Start of Listed records

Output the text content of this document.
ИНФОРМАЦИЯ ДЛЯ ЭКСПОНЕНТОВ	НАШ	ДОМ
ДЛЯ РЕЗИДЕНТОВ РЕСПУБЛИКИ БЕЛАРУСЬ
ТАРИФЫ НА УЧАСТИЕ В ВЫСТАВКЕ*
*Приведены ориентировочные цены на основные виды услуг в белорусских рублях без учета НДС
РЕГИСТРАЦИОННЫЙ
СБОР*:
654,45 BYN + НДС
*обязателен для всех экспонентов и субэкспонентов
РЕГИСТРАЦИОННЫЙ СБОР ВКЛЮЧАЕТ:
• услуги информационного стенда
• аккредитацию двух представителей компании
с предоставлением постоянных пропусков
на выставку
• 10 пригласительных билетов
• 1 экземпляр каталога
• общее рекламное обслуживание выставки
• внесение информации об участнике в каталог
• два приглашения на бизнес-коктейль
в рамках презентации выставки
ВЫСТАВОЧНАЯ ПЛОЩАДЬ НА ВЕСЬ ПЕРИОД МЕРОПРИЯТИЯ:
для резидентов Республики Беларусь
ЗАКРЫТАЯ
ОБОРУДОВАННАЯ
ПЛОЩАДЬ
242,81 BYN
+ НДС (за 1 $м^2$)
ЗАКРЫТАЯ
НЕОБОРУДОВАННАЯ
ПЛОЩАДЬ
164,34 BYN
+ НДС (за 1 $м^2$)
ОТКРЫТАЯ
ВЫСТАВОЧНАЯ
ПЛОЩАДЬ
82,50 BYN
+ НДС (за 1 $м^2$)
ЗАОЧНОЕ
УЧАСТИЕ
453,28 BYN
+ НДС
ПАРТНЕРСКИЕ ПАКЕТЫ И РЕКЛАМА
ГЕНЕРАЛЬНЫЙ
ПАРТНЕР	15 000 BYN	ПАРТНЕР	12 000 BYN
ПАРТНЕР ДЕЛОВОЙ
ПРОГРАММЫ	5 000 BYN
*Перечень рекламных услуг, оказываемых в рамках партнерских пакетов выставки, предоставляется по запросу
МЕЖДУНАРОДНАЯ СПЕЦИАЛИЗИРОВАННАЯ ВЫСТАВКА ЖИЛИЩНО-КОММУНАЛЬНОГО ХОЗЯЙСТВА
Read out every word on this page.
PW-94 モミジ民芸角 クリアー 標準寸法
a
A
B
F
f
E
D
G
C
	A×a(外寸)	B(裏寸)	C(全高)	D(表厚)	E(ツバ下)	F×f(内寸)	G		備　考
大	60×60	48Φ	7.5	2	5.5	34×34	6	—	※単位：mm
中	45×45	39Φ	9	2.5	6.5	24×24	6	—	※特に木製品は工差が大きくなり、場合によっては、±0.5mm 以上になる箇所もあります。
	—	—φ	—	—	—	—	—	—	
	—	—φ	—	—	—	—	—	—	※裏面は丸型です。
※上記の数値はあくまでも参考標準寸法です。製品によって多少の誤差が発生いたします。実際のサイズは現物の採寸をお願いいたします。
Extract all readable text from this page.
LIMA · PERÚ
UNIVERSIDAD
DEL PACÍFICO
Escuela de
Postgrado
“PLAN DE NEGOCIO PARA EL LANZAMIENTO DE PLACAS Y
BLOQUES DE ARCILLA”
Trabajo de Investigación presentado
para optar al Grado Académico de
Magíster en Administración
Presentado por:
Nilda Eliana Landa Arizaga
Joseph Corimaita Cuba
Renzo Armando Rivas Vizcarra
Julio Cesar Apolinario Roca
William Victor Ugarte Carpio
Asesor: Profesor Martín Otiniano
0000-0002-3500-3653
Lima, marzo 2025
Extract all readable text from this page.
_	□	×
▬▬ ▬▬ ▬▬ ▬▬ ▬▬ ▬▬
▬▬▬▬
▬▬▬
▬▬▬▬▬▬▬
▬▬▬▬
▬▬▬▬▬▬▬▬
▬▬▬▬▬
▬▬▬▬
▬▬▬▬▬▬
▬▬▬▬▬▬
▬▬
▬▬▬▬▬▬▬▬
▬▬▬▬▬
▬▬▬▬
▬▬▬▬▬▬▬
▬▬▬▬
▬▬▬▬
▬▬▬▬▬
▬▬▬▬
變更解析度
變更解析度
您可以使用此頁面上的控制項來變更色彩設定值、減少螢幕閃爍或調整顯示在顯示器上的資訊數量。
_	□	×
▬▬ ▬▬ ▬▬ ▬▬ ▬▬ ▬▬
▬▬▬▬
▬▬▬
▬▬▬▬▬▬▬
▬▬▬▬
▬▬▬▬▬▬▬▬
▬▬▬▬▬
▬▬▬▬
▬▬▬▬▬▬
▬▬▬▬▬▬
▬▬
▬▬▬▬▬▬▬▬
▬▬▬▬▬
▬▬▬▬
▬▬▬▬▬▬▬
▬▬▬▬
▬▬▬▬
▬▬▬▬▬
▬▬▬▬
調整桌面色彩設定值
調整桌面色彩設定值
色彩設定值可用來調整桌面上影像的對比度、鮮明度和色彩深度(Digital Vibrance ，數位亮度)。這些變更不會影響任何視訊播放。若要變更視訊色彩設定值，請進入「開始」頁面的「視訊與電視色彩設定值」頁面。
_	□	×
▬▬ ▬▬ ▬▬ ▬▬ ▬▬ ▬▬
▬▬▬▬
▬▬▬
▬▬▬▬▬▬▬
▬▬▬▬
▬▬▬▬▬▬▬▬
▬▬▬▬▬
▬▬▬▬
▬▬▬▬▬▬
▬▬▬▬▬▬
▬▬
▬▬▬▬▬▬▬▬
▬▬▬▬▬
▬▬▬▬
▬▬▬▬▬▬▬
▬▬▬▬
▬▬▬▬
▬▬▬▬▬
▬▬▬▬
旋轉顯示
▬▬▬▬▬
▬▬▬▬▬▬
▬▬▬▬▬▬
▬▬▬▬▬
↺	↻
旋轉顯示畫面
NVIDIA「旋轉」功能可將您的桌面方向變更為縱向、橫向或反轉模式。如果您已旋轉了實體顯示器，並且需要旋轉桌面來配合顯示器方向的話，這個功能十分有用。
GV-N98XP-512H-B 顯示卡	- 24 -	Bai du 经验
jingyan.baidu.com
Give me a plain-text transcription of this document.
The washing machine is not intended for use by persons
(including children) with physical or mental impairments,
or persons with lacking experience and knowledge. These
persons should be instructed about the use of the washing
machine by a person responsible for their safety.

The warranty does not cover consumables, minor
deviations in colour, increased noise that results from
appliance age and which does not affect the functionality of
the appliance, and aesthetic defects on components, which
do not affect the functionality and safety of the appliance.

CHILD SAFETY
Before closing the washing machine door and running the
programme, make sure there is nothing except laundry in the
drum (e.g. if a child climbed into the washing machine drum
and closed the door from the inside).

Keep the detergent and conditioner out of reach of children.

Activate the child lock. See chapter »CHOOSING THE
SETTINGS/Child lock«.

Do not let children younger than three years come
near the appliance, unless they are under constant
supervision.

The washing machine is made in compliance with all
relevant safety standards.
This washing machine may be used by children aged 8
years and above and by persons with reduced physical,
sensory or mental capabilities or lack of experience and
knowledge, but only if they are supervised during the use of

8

End of Listed records

**What the task requires**
Go through the data and return every record exactly.

**Written answer**
Output the text content of this document.
ИНФОРМАЦИЯ ДЛЯ ЭКСПОНЕНТОВ	НАШ	ДОМ
ДЛЯ РЕЗИДЕНТОВ РЕСПУБЛИКИ БЕЛАРУСЬ
ТАРИФЫ НА УЧАСТИЕ В ВЫСТАВКЕ*
*Приведены ориентировочные цены на основные виды услуг в белорусских рублях без учета НДС
РЕГИСТРАЦИОННЫЙ
СБОР*:
654,45 BYN + НДС
*обязателен для всех экспонентов и субэкспонентов
РЕГИСТРАЦИОННЫЙ СБОР ВКЛЮЧАЕТ:
• услуги информационного стенда
• аккредитацию двух представителей компании
с предоставлением постоянных пропусков
на выставку
• 10 пригласительных билетов
• 1 экземпляр каталога
• общее рекламное обслуживание выставки
• внесение информации об участнике в каталог
• два приглашения на бизнес-коктейль
в рамках презентации выставки
ВЫСТАВОЧНАЯ ПЛОЩАДЬ НА ВЕСЬ ПЕРИОД МЕРОПРИЯТИЯ:
для резидентов Республики Беларусь
ЗАКРЫТАЯ
ОБОРУДОВАННАЯ
ПЛОЩАДЬ
242,81 BYN
+ НДС (за 1 $м^2$)
ЗАКРЫТАЯ
НЕОБОРУДОВАННАЯ
ПЛОЩАДЬ
164,34 BYN
+ НДС (за 1 $м^2$)
ОТКРЫТАЯ
ВЫСТАВОЧНАЯ
ПЛОЩАДЬ
82,50 BYN
+ НДС (за 1 $м^2$)
ЗАОЧНОЕ
УЧАСТИЕ
453,28 BYN
+ НДС
ПАРТНЕРСКИЕ ПАКЕТЫ И РЕКЛАМА
ГЕНЕРАЛЬНЫЙ
ПАРТНЕР	15 000 BYN	ПАРТНЕР	12 000 BYN
ПАРТНЕР ДЕЛОВОЙ
ПРОГРАММЫ	5 000 BYN
*Перечень рекламных услуг, оказываемых в рамках партнерских пакетов выставки, предоставляется по запросу
МЕЖДУНАРОДНАЯ СПЕЦИАЛИЗИРОВАННАЯ ВЫСТАВКА ЖИЛИЩНО-КОММУНАЛЬНОГО ХОЗЯЙСТВА
Read out every word on this page.
PW-94 モミジ民芸角 クリアー 標準寸法
a
A
B
F
f
E
D
G
C
	A×a(外寸)	B(裏寸)	C(全高)	D(表厚)	E(ツバ下)	F×f(内寸)	G		備　考
大	60×60	48Φ	7.5	2	5.5	34×34	6	—	※単位：mm
中	45×45	39Φ	9	2.5	6.5	24×24	6	—	※特に木製品は工差が大きくなり、場合によっては、±0.5mm 以上になる箇所もあります。
	—	—φ	—	—	—	—	—	—	
	—	—φ	—	—	—	—	—	—	※裏面は丸型です。
※上記の数値はあくまでも参考標準寸法です。製品によって多少の誤差が発生いたします。実際のサイズは現物の採寸をお願いいたします。
Extract all readable text from this page.
LIMA · PERÚ
UNIVERSIDAD
DEL PACÍFICO
Escuela de
Postgrado
“PLAN DE NEGOCIO PARA EL LANZAMIENTO DE PLACAS Y
BLOQUES DE ARCILLA”
Trabajo de Investigación presentado
para optar al Grado Académico de
Magíster en Administración
Presentado por:
Nilda Eliana Landa Arizaga
Joseph Corimaita Cuba
Renzo Armando Rivas Vizcarra
Julio Cesar Apolinario Roca
William Victor Ugarte Carpio
Asesor: Profesor Martín Otiniano
0000-0002-3500-3653
Lima, marzo 2025
Extract all readable text from this page.
_	□	×
▬▬ ▬▬ ▬▬ ▬▬ ▬▬ ▬▬
▬▬▬▬
▬▬▬
▬▬▬▬▬▬▬
▬▬▬▬
▬▬▬▬▬▬▬▬
▬▬▬▬▬
▬▬▬▬
▬▬▬▬▬▬
▬▬▬▬▬▬
▬▬
▬▬▬▬▬▬▬▬
▬▬▬▬▬
▬▬▬▬
▬▬▬▬▬▬▬
▬▬▬▬
▬▬▬▬
▬▬▬▬▬
▬▬▬▬
變更解析度
變更解析度
您可以使用此頁面上的控制項來變更色彩設定值、減少螢幕閃爍或調整顯示在顯示器上的資訊數量。
_	□	×
▬▬ ▬▬ ▬▬ ▬▬ ▬▬ ▬▬
▬▬▬▬
▬▬▬
▬▬▬▬▬▬▬
▬▬▬▬
▬▬▬▬▬▬▬▬
▬▬▬▬▬
▬▬▬▬
▬▬▬▬▬▬
▬▬▬▬▬▬
▬▬
▬▬▬▬▬▬▬▬
▬▬▬▬▬
▬▬▬▬
▬▬▬▬▬▬▬
▬▬▬▬
▬▬▬▬
▬▬▬▬▬
▬▬▬▬
調整桌面色彩設定值
調整桌面色彩設定值
色彩設定值可用來調整桌面上影像的對比度、鮮明度和色彩深度(Digital Vibrance ，數位亮度)。這些變更不會影響任何視訊播放。若要變更視訊色彩設定值，請進入「開始」頁面的「視訊與電視色彩設定值」頁面。
_	□	×
▬▬ ▬▬ ▬▬ ▬▬ ▬▬ ▬▬
▬▬▬▬
▬▬▬
▬▬▬▬▬▬▬
▬▬▬▬
▬▬▬▬▬▬▬▬
▬▬▬▬▬
▬▬▬▬
▬▬▬▬▬▬
▬▬▬▬▬▬
▬▬
▬▬▬▬▬▬▬▬
▬▬▬▬▬
▬▬▬▬
▬▬▬▬▬▬▬
▬▬▬▬
▬▬▬▬
▬▬▬▬▬
▬▬▬▬
旋轉顯示
▬▬▬▬▬
▬▬▬▬▬▬
▬▬▬▬▬▬
▬▬▬▬▬
↺	↻
旋轉顯示畫面
NVIDIA「旋轉」功能可將您的桌面方向變更為縱向、橫向或反轉模式。如果您已旋轉了實體顯示器，並且需要旋轉桌面來配合顯示器方向的話，這個功能十分有用。
GV-N98XP-512H-B 顯示卡	- 24 -	Bai du 经验
jingyan.baidu.com
Give me a plain-text transcription of this document.
The washing machine is not intended for use by persons
(including children) with physical or mental impairments,
or persons with lacking experience and knowledge. These
persons should be instructed about the use of the washing
machine by a person responsible for their safety.

The warranty does not cover consumables, minor
deviations in colour, increased noise that results from
appliance age and which does not affect the functionality of
the appliance, and aesthetic defects on components, which
do not affect the functionality and safety of the appliance.

CHILD SAFETY
Before closing the washing machine door and running the
programme, make sure there is nothing except laundry in the
drum (e.g. if a child climbed into the washing machine drum
and closed the door from the inside).

Keep the detergent and conditioner out of reach of children.

Activate the child lock. See chapter »CHOOSING THE
SETTINGS/Child lock«.

Do not let children younger than three years come
near the appliance, unless they are under constant
supervision.

The washing machine is made in compliance with all
relevant safety standards.
This washing machine may be used by children aged 8
years and above and by persons with reduced physical,
sensory or mental capabilities or lack of experience and
knowledge, but only if they are supervised during the use of

8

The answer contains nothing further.